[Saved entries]
================
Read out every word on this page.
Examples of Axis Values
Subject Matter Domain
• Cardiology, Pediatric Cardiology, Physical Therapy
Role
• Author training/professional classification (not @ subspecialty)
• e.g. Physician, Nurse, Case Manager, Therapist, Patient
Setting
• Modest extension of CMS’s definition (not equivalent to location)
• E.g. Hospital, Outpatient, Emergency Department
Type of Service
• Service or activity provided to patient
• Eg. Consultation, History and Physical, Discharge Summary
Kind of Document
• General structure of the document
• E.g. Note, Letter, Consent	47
================
#### Short problem:
Pick out the lines containing the word "Physical" and show them.

#### Exercise result:
• Cardiology, Pediatric Cardiology, Physical Therapy
• Eg. Consultation, History and Physical, Discharge Summary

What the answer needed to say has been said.